The request — Leave out the pictures and copy everything else in the entries exactly.

(A block of data)
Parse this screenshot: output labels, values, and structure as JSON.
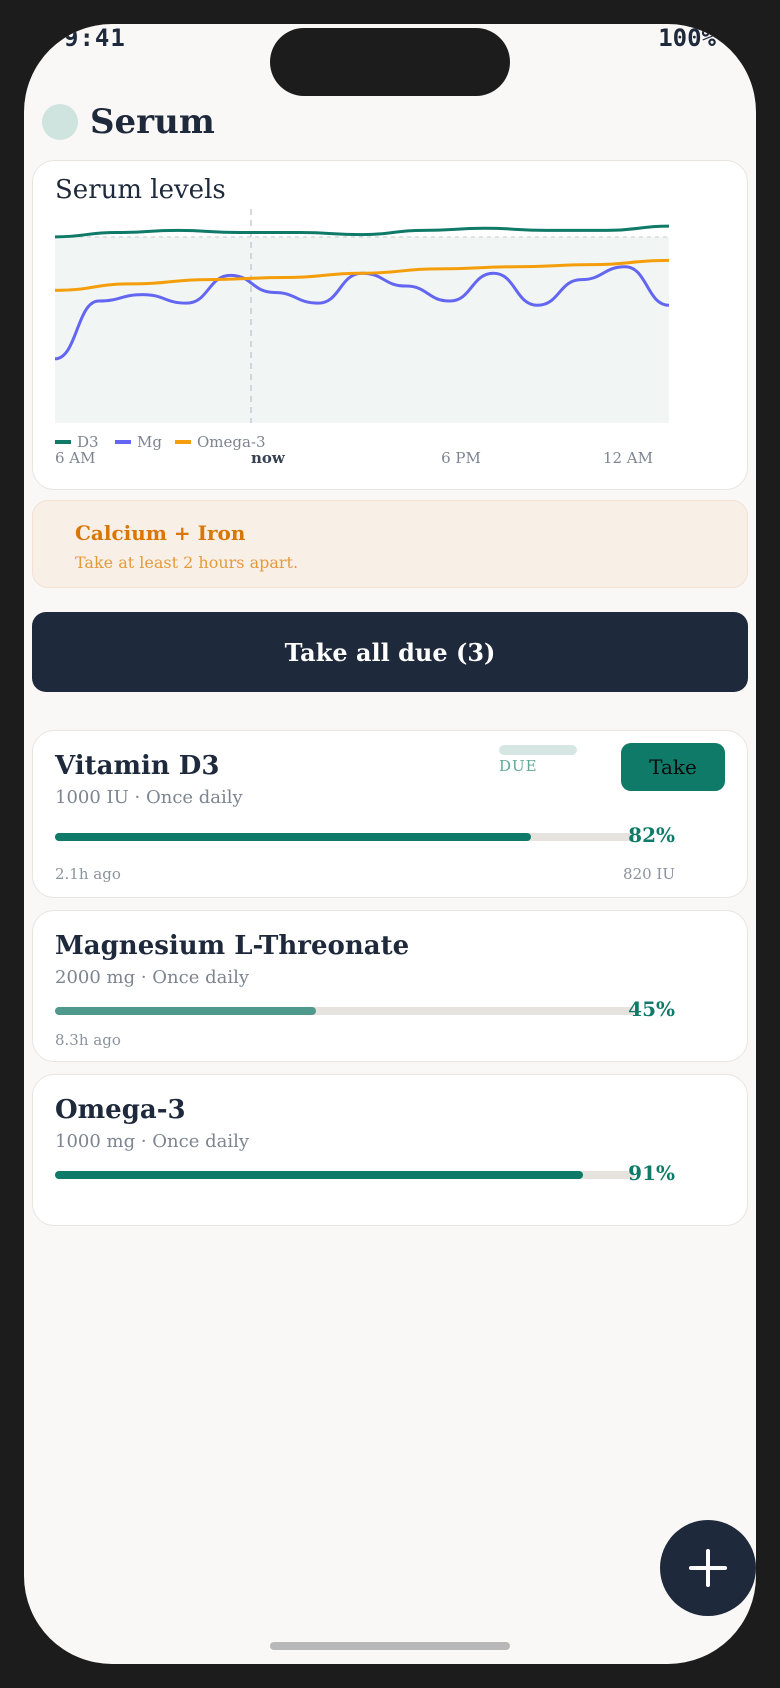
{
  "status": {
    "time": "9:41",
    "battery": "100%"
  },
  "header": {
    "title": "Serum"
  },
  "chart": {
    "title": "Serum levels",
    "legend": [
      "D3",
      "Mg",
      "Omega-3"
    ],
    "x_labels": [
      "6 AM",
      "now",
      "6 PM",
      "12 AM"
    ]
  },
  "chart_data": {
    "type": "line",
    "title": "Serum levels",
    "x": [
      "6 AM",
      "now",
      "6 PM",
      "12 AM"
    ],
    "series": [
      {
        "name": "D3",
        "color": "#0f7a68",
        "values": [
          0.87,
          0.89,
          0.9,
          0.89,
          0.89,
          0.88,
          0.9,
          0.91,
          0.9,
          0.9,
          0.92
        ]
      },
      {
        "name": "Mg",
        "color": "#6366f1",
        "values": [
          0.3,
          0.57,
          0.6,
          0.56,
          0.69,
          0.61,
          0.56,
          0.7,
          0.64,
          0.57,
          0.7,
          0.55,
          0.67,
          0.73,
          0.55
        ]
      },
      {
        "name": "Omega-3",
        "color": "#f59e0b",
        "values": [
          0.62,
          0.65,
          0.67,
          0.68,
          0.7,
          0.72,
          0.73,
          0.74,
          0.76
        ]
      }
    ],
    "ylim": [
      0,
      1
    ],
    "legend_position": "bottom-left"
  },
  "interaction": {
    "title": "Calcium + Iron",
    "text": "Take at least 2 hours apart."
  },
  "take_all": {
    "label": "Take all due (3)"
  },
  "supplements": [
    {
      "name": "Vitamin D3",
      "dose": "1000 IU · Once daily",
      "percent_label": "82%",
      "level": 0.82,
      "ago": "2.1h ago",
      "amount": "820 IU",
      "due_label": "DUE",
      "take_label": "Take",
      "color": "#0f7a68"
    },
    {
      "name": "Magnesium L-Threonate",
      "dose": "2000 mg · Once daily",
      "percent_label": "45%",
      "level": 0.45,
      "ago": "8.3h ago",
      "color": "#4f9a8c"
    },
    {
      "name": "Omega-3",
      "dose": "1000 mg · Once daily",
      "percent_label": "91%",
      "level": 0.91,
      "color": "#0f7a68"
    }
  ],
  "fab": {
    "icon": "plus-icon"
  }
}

Response to this task —
Parse this screenshot: output labels, values, and structure as JSON.
{
  "status": {
    "time": "9:41",
    "battery": "100%"
  },
  "header": {
    "title": "Serum"
  },
  "chart": {
    "title": "Serum levels",
    "legend": [
      "D3",
      "Mg",
      "Omega-3"
    ],
    "x_labels": [
      "6 AM",
      "now",
      "6 PM",
      "12 AM"
    ]
  },
  "chart_data": {
    "type": "line",
    "title": "Serum levels",
    "x": [
      "6 AM",
      "now",
      "6 PM",
      "12 AM"
    ],
    "series": [
      {
        "name": "D3",
        "color": "#0f7a68",
        "values": [
          0.87,
          0.89,
          0.9,
          0.89,
          0.89,
          0.88,
          0.9,
          0.91,
          0.9,
          0.9,
          0.92
        ]
      },
      {
        "name": "Mg",
        "color": "#6366f1",
        "values": [
          0.3,
          0.57,
          0.6,
          0.56,
          0.69,
          0.61,
          0.56,
          0.7,
          0.64,
          0.57,
          0.7,
          0.55,
          0.67,
          0.73,
          0.55
        ]
      },
      {
        "name": "Omega-3",
        "color": "#f59e0b",
        "values": [
          0.62,
          0.65,
          0.67,
          0.68,
          0.7,
          0.72,
          0.73,
          0.74,
          0.76
        ]
      }
    ],
    "ylim": [
      0,
      1
    ],
    "legend_position": "bottom-left"
  },
  "interaction": {
    "title": "Calcium + Iron",
    "text": "Take at least 2 hours apart."
  },
  "take_all": {
    "label": "Take all due (3)"
  },
  "supplements": [
    {
      "name": "Vitamin D3",
      "dose": "1000 IU · Once daily",
      "percent_label": "82%",
      "level": 0.82,
      "ago": "2.1h ago",
      "amount": "820 IU",
      "due_label": "DUE",
      "take_label": "Take",
      "color": "#0f7a68"
    },
    {
      "name": "Magnesium L-Threonate",
      "dose": "2000 mg · Once daily",
      "percent_label": "45%",
      "level": 0.45,
      "ago": "8.3h ago",
      "color": "#4f9a8c"
    },
    {
      "name": "Omega-3",
      "dose": "1000 mg · Once daily",
      "percent_label": "91%",
      "level": 0.91,
      "color": "#0f7a68"
    }
  ],
  "fab": {
    "icon": "plus-icon"
  }
}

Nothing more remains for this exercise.